» **Task material**:
********

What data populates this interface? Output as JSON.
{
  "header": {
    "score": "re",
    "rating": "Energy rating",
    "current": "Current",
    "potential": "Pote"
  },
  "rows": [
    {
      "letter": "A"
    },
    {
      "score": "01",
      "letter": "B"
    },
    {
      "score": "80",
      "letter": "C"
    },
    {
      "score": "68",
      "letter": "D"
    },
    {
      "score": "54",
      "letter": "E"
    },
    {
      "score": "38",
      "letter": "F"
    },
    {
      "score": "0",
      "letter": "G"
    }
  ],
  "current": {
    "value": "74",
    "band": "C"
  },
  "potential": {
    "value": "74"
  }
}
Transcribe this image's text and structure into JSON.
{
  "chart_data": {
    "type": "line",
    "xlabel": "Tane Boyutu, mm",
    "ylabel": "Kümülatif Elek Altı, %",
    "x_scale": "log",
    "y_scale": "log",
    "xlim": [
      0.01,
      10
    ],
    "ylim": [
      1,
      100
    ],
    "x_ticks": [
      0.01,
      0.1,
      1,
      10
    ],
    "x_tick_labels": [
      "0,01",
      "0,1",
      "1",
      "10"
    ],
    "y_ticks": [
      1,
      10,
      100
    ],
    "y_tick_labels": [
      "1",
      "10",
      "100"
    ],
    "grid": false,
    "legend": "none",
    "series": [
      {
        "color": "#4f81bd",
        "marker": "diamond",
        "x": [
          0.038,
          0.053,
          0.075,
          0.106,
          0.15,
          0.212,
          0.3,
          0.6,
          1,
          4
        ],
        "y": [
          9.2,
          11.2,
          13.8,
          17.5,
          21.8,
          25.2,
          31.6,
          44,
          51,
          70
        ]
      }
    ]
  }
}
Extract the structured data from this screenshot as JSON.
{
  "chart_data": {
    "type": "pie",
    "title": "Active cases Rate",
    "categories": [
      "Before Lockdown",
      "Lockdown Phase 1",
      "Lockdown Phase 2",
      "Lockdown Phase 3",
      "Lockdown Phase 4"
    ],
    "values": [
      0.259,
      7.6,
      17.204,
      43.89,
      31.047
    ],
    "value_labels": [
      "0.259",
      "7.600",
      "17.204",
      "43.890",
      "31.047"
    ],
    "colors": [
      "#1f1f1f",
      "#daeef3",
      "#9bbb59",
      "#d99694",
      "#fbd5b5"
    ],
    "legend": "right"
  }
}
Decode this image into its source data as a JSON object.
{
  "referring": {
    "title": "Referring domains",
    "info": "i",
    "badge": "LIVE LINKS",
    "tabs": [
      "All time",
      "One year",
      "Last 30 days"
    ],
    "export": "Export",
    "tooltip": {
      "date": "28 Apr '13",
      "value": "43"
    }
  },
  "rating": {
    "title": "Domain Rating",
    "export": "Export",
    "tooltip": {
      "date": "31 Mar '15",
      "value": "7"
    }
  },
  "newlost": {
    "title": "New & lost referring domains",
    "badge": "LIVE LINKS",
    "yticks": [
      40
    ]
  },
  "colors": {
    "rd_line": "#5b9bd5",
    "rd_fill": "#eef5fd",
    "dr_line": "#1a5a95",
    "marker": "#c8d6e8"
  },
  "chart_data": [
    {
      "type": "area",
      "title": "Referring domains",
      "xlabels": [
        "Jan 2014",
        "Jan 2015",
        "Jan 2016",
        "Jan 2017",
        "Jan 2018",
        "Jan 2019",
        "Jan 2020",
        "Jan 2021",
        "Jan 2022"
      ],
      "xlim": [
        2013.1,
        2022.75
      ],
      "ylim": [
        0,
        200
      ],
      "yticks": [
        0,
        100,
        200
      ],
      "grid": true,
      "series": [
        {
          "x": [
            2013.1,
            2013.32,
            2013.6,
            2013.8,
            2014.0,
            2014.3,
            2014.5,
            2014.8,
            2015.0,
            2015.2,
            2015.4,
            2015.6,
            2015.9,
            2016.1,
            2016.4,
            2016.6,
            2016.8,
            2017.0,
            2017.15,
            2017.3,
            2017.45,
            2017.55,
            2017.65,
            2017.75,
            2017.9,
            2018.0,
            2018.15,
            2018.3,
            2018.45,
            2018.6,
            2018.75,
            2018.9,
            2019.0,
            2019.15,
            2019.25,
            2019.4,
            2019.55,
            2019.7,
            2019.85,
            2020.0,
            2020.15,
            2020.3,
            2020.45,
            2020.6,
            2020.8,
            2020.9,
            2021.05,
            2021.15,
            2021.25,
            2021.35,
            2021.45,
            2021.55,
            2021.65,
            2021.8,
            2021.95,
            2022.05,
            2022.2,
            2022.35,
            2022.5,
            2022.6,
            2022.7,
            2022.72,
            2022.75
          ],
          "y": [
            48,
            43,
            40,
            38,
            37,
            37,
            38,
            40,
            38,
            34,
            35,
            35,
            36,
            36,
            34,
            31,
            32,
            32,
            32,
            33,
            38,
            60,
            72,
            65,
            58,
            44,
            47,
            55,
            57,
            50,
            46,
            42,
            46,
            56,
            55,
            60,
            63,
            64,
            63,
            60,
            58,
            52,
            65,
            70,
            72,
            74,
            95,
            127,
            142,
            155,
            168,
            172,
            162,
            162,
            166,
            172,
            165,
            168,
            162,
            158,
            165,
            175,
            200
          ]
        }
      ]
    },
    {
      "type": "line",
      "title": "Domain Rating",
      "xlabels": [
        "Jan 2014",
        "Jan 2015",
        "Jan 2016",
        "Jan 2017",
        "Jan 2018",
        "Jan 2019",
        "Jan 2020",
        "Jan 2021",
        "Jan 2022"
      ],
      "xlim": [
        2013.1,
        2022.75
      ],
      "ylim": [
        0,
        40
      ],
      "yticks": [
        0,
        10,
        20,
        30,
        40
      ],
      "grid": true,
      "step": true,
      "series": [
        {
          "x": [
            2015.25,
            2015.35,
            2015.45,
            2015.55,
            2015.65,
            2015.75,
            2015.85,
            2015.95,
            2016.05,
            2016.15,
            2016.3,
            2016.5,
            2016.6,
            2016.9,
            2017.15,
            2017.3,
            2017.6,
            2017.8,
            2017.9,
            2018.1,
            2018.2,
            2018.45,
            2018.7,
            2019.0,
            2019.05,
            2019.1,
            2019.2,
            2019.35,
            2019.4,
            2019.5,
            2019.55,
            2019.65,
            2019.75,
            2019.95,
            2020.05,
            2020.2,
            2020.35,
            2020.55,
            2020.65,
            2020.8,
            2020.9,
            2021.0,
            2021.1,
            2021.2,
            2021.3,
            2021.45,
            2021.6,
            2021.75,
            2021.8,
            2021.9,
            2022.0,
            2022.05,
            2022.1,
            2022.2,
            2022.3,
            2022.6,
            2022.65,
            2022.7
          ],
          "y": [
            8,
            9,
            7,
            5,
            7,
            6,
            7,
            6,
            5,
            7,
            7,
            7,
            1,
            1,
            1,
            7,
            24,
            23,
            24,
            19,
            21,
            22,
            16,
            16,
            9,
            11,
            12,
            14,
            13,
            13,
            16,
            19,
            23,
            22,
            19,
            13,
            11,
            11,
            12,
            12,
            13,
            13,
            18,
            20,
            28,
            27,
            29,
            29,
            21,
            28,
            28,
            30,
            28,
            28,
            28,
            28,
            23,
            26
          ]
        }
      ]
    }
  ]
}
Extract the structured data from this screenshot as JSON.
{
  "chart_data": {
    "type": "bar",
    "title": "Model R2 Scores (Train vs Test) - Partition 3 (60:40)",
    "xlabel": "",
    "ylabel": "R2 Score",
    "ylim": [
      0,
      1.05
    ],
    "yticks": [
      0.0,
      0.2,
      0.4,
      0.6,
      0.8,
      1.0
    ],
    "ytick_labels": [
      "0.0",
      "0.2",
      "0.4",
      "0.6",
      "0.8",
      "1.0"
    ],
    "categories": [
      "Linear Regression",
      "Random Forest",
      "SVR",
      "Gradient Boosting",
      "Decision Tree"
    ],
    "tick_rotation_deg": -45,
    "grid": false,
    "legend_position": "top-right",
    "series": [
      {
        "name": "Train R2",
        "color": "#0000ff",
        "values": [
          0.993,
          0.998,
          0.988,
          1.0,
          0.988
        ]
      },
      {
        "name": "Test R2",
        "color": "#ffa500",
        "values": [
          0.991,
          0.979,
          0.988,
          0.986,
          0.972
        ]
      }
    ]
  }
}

********

» **Stated task**:
Scan the lines above for "into", then copy every one that has it.

» **Output of the task**:
Transcribe this image's text and structure into JSON.
Decode this image into its source data as a JSON object.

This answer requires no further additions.